State how many lines in these records contain the word "Impactos", and nothing else.

◇ ◇ ◇

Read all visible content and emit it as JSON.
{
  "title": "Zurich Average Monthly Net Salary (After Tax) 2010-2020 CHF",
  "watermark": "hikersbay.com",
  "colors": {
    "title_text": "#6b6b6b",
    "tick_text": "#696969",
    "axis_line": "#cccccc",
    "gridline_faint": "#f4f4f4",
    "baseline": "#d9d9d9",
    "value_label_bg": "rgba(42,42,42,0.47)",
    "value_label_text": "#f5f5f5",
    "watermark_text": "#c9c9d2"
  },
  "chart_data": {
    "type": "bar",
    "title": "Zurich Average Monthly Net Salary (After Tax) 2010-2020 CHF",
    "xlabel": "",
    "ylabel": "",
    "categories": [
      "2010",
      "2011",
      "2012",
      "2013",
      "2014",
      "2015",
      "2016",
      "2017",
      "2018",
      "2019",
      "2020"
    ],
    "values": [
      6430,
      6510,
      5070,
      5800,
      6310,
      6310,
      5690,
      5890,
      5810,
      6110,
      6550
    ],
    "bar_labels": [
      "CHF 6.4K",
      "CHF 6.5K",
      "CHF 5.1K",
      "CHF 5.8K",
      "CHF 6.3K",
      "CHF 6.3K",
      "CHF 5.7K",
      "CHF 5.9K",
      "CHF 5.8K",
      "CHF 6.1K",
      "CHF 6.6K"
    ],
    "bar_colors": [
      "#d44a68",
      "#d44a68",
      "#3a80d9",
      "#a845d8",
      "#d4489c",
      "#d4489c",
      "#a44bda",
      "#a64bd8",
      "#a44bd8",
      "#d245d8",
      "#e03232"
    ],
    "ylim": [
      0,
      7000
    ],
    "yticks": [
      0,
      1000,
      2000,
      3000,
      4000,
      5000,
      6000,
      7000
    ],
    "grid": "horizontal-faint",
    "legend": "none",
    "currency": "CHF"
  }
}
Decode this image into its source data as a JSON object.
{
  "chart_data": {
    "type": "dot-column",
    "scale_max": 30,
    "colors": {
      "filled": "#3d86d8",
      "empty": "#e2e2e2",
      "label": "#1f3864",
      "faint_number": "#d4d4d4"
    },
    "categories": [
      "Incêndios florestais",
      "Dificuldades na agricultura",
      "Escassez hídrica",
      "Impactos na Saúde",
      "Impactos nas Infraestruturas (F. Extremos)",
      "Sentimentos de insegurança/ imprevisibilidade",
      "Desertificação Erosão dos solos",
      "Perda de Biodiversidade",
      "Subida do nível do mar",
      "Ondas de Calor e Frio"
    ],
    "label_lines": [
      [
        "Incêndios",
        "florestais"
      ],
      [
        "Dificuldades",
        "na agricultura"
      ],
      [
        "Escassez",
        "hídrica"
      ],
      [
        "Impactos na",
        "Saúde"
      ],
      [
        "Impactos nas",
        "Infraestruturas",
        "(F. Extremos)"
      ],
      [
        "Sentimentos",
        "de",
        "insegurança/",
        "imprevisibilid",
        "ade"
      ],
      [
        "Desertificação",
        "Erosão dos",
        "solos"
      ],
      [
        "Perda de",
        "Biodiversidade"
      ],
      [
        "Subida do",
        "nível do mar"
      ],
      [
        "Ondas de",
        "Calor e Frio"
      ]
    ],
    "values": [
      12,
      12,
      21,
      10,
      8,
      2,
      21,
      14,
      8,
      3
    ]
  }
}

◇ ◇ ◇

▶ _TASK RESULT_:
4